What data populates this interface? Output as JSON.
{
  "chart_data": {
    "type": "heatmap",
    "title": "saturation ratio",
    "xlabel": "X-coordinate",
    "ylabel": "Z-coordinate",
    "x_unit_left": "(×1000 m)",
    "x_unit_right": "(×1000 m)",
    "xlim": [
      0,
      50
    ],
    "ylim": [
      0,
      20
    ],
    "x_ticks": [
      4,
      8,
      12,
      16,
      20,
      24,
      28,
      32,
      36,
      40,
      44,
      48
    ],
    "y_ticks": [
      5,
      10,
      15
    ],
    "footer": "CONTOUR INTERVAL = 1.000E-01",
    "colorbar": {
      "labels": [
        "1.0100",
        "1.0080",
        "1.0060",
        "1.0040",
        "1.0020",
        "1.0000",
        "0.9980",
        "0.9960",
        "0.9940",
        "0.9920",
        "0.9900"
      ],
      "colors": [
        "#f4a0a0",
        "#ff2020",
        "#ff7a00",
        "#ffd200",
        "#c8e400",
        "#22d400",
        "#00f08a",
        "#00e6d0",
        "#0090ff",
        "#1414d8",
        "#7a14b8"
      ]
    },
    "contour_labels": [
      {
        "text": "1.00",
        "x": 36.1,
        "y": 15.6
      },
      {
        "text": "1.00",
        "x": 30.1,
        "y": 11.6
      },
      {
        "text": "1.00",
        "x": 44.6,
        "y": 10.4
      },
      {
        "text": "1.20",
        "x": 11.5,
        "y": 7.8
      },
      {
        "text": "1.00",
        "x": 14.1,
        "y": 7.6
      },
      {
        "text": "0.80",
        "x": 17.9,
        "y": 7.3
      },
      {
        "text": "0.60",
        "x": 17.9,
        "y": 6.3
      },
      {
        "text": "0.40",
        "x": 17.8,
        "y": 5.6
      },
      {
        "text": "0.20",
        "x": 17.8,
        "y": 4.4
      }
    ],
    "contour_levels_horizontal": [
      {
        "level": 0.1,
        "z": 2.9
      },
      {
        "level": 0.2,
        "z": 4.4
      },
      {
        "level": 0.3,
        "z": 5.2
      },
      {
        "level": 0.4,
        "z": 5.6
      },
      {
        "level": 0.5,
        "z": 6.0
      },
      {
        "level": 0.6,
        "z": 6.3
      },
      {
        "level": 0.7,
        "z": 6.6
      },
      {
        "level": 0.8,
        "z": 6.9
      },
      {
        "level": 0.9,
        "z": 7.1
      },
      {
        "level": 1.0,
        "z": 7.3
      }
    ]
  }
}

• **WHAT YOU ARE ASKED TO DO**: Reproduce the complete set of lines precisely as supplied.

• **SOLVED EXERCISE**:
What data populates this interface? Output as JSON.
{
  "chart_data": {
    "type": "heatmap",
    "title": "saturation ratio",
    "xlabel": "X-coordinate",
    "ylabel": "Z-coordinate",
    "x_unit_left": "(×1000 m)",
    "x_unit_right": "(×1000 m)",
    "xlim": [
      0,
      50
    ],
    "ylim": [
      0,
      20
    ],
    "x_ticks": [
      4,
      8,
      12,
      16,
      20,
      24,
      28,
      32,
      36,
      40,
      44,
      48
    ],
    "y_ticks": [
      5,
      10,
      15
    ],
    "footer": "CONTOUR INTERVAL = 1.000E-01",
    "colorbar": {
      "labels": [
        "1.0100",
        "1.0080",
        "1.0060",
        "1.0040",
        "1.0020",
        "1.0000",
        "0.9980",
        "0.9960",
        "0.9940",
        "0.9920",
        "0.9900"
      ],
      "colors": [
        "#f4a0a0",
        "#ff2020",
        "#ff7a00",
        "#ffd200",
        "#c8e400",
        "#22d400",
        "#00f08a",
        "#00e6d0",
        "#0090ff",
        "#1414d8",
        "#7a14b8"
      ]
    },
    "contour_labels": [
      {
        "text": "1.00",
        "x": 36.1,
        "y": 15.6
      },
      {
        "text": "1.00",
        "x": 30.1,
        "y": 11.6
      },
      {
        "text": "1.00",
        "x": 44.6,
        "y": 10.4
      },
      {
        "text": "1.20",
        "x": 11.5,
        "y": 7.8
      },
      {
        "text": "1.00",
        "x": 14.1,
        "y": 7.6
      },
      {
        "text": "0.80",
        "x": 17.9,
        "y": 7.3
      },
      {
        "text": "0.60",
        "x": 17.9,
        "y": 6.3
      },
      {
        "text": "0.40",
        "x": 17.8,
        "y": 5.6
      },
      {
        "text": "0.20",
        "x": 17.8,
        "y": 4.4
      }
    ],
    "contour_levels_horizontal": [
      {
        "level": 0.1,
        "z": 2.9
      },
      {
        "level": 0.2,
        "z": 4.4
      },
      {
        "level": 0.3,
        "z": 5.2
      },
      {
        "level": 0.4,
        "z": 5.6
      },
      {
        "level": 0.5,
        "z": 6.0
      },
      {
        "level": 0.6,
        "z": 6.3
      },
      {
        "level": 0.7,
        "z": 6.6
      },
      {
        "level": 0.8,
        "z": 6.9
      },
      {
        "level": 0.9,
        "z": 7.1
      },
      {
        "level": 1.0,
        "z": 7.3
      }
    ]
  }
}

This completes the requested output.